Stated task. Using the entries that follow, collect the lines where the word "color" appears.
-------- Information provided
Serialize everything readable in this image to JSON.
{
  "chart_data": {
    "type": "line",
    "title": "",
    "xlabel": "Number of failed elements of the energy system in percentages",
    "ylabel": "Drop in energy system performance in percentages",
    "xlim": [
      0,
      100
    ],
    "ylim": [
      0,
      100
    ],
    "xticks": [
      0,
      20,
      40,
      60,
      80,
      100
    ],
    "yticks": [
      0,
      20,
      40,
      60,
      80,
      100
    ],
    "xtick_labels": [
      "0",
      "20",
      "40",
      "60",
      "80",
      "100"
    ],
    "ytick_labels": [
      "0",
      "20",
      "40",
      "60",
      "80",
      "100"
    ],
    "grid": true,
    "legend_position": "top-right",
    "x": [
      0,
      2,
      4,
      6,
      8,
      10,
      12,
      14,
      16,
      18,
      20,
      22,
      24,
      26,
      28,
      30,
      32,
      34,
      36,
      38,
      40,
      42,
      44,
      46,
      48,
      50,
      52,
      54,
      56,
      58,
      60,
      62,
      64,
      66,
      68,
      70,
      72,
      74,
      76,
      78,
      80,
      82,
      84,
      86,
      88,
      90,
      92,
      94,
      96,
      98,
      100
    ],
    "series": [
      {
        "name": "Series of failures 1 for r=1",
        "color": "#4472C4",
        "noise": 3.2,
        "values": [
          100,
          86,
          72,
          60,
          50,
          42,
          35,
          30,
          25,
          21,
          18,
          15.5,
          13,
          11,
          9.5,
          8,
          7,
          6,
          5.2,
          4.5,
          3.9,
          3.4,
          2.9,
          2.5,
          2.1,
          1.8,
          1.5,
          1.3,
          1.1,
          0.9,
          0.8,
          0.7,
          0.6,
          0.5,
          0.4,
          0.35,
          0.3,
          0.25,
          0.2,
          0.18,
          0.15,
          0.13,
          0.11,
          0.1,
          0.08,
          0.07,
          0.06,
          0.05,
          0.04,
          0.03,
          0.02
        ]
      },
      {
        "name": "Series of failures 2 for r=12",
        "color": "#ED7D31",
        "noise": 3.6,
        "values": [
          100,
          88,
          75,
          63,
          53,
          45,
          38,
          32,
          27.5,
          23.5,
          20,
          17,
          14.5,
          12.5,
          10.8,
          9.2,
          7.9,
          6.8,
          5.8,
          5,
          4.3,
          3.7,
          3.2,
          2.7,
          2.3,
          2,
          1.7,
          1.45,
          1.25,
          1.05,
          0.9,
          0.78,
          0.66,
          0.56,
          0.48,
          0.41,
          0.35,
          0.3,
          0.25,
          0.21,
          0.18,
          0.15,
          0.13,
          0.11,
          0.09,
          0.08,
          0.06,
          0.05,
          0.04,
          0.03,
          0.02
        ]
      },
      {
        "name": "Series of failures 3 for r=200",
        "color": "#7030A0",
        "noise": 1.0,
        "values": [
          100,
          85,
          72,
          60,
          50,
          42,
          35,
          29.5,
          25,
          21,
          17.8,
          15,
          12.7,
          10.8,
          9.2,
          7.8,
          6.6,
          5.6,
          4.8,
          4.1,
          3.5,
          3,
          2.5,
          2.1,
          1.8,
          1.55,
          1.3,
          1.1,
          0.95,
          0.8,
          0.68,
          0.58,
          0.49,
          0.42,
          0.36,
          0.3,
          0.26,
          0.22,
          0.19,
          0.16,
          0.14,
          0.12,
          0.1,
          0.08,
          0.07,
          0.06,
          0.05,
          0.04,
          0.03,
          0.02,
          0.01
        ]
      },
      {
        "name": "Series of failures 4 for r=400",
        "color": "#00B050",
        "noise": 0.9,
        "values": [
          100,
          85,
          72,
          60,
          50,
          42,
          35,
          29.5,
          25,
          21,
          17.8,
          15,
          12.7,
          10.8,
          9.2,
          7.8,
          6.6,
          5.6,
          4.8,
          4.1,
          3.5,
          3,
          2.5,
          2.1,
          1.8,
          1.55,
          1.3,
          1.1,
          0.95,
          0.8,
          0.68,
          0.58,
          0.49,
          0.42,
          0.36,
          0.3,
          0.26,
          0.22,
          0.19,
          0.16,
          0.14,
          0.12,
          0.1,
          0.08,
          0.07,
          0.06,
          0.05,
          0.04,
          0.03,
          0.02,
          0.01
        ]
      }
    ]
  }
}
----------------
Output for this exercise.
        "color": "#4472C4",
        "color": "#ED7D31",
        "color": "#7030A0",
        "color": "#00B050",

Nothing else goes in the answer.